WHAT TO PRODUCE: Transcribe the data underneath exactly, keeping every word in place.

Top of TASK INPUT

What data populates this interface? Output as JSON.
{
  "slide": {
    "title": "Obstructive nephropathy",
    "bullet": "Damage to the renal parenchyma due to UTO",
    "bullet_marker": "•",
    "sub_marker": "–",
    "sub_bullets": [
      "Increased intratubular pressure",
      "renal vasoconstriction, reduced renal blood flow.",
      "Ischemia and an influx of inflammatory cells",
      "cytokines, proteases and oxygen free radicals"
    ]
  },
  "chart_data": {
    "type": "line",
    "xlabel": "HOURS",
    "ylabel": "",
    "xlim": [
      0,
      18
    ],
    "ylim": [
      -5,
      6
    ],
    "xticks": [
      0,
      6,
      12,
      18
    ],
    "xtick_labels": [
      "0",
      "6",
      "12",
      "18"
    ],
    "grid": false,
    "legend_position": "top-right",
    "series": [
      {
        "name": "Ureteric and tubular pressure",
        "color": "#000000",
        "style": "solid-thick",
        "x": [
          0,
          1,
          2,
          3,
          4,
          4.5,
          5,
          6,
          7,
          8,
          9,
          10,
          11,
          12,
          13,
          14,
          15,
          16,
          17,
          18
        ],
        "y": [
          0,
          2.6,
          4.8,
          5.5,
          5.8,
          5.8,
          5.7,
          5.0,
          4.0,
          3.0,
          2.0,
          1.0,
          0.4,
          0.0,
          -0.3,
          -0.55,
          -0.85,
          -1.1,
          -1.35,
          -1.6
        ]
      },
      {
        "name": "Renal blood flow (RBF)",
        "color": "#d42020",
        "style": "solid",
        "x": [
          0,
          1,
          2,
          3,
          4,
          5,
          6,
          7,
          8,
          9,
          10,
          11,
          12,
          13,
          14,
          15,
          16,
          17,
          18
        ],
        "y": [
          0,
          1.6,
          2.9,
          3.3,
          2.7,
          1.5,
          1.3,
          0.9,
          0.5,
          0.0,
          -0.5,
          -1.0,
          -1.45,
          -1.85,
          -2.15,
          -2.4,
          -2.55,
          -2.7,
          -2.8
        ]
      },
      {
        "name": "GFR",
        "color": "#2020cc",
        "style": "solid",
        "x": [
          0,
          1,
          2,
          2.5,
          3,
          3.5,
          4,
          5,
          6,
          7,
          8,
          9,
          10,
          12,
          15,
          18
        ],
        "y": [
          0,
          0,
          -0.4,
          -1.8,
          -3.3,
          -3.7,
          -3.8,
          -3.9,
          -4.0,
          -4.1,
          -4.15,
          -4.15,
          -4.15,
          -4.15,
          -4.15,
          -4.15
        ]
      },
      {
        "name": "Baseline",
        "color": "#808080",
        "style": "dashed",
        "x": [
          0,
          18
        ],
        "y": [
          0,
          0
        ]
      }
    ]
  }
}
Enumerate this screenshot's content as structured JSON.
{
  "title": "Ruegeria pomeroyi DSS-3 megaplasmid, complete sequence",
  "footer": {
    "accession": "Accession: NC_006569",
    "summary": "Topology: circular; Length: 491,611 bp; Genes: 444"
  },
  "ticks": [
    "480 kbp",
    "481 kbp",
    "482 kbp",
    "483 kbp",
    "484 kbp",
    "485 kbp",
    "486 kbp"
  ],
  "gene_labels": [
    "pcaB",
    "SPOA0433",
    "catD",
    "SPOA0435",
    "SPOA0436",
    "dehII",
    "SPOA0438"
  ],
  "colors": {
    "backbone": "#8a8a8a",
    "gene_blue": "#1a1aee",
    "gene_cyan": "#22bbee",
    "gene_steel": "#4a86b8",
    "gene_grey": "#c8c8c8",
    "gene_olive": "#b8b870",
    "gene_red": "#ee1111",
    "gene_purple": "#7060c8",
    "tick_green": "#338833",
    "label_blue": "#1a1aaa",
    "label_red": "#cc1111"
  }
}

Bottom of TASK INPUT

TASK SOLUTION:
What data populates this interface? Output as JSON.
{
  "slide": {
    "title": "Obstructive nephropathy",
    "bullet": "Damage to the renal parenchyma due to UTO",
    "bullet_marker": "•",
    "sub_marker": "–",
    "sub_bullets": [
      "Increased intratubular pressure",
      "renal vasoconstriction, reduced renal blood flow.",
      "Ischemia and an influx of inflammatory cells",
      "cytokines, proteases and oxygen free radicals"
    ]
  },
  "chart_data": {
    "type": "line",
    "xlabel": "HOURS",
    "ylabel": "",
    "xlim": [
      0,
      18
    ],
    "ylim": [
      -5,
      6
    ],
    "xticks": [
      0,
      6,
      12,
      18
    ],
    "xtick_labels": [
      "0",
      "6",
      "12",
      "18"
    ],
    "grid": false,
    "legend_position": "top-right",
    "series": [
      {
        "name": "Ureteric and tubular pressure",
        "color": "#000000",
        "style": "solid-thick",
        "x": [
          0,
          1,
          2,
          3,
          4,
          4.5,
          5,
          6,
          7,
          8,
          9,
          10,
          11,
          12,
          13,
          14,
          15,
          16,
          17,
          18
        ],
        "y": [
          0,
          2.6,
          4.8,
          5.5,
          5.8,
          5.8,
          5.7,
          5.0,
          4.0,
          3.0,
          2.0,
          1.0,
          0.4,
          0.0,
          -0.3,
          -0.55,
          -0.85,
          -1.1,
          -1.35,
          -1.6
        ]
      },
      {
        "name": "Renal blood flow (RBF)",
        "color": "#d42020",
        "style": "solid",
        "x": [
          0,
          1,
          2,
          3,
          4,
          5,
          6,
          7,
          8,
          9,
          10,
          11,
          12,
          13,
          14,
          15,
          16,
          17,
          18
        ],
        "y": [
          0,
          1.6,
          2.9,
          3.3,
          2.7,
          1.5,
          1.3,
          0.9,
          0.5,
          0.0,
          -0.5,
          -1.0,
          -1.45,
          -1.85,
          -2.15,
          -2.4,
          -2.55,
          -2.7,
          -2.8
        ]
      },
      {
        "name": "GFR",
        "color": "#2020cc",
        "style": "solid",
        "x": [
          0,
          1,
          2,
          2.5,
          3,
          3.5,
          4,
          5,
          6,
          7,
          8,
          9,
          10,
          12,
          15,
          18
        ],
        "y": [
          0,
          0,
          -0.4,
          -1.8,
          -3.3,
          -3.7,
          -3.8,
          -3.9,
          -4.0,
          -4.1,
          -4.15,
          -4.15,
          -4.15,
          -4.15,
          -4.15,
          -4.15
        ]
      },
      {
        "name": "Baseline",
        "color": "#808080",
        "style": "dashed",
        "x": [
          0,
          18
        ],
        "y": [
          0,
          0
        ]
      }
    ]
  }
}
Enumerate this screenshot's content as structured JSON.
{
  "title": "Ruegeria pomeroyi DSS-3 megaplasmid, complete sequence",
  "footer": {
    "accession": "Accession: NC_006569",
    "summary": "Topology: circular; Length: 491,611 bp; Genes: 444"
  },
  "ticks": [
    "480 kbp",
    "481 kbp",
    "482 kbp",
    "483 kbp",
    "484 kbp",
    "485 kbp",
    "486 kbp"
  ],
  "gene_labels": [
    "pcaB",
    "SPOA0433",
    "catD",
    "SPOA0435",
    "SPOA0436",
    "dehII",
    "SPOA0438"
  ],
  "colors": {
    "backbone": "#8a8a8a",
    "gene_blue": "#1a1aee",
    "gene_cyan": "#22bbee",
    "gene_steel": "#4a86b8",
    "gene_grey": "#c8c8c8",
    "gene_olive": "#b8b870",
    "gene_red": "#ee1111",
    "gene_purple": "#7060c8",
    "tick_green": "#338833",
    "label_blue": "#1a1aaa",
    "label_red": "#cc1111"
  }
}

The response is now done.